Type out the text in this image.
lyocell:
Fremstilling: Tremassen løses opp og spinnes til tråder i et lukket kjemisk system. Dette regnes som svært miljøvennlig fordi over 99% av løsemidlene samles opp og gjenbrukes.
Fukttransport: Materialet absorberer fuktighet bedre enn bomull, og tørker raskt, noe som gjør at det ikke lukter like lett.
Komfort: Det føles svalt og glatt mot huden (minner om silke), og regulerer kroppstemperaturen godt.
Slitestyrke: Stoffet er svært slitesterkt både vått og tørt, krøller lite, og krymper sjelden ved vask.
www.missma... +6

- _GIVEN TASK_
Copy all lines of the material above where the string "svært" occurs.

- _CORRECT ANSWER_
Fremstilling: Tremassen løses opp og spinnes til tråder i et lukket kjemisk system. Dette regnes som svært miljøvennlig fordi over 99% av løsemidlene samles opp og gjenbrukes.
Slitestyrke: Stoffet er svært slitesterkt både vått og tørt, krøller lite, og krymper sjelden ved vask.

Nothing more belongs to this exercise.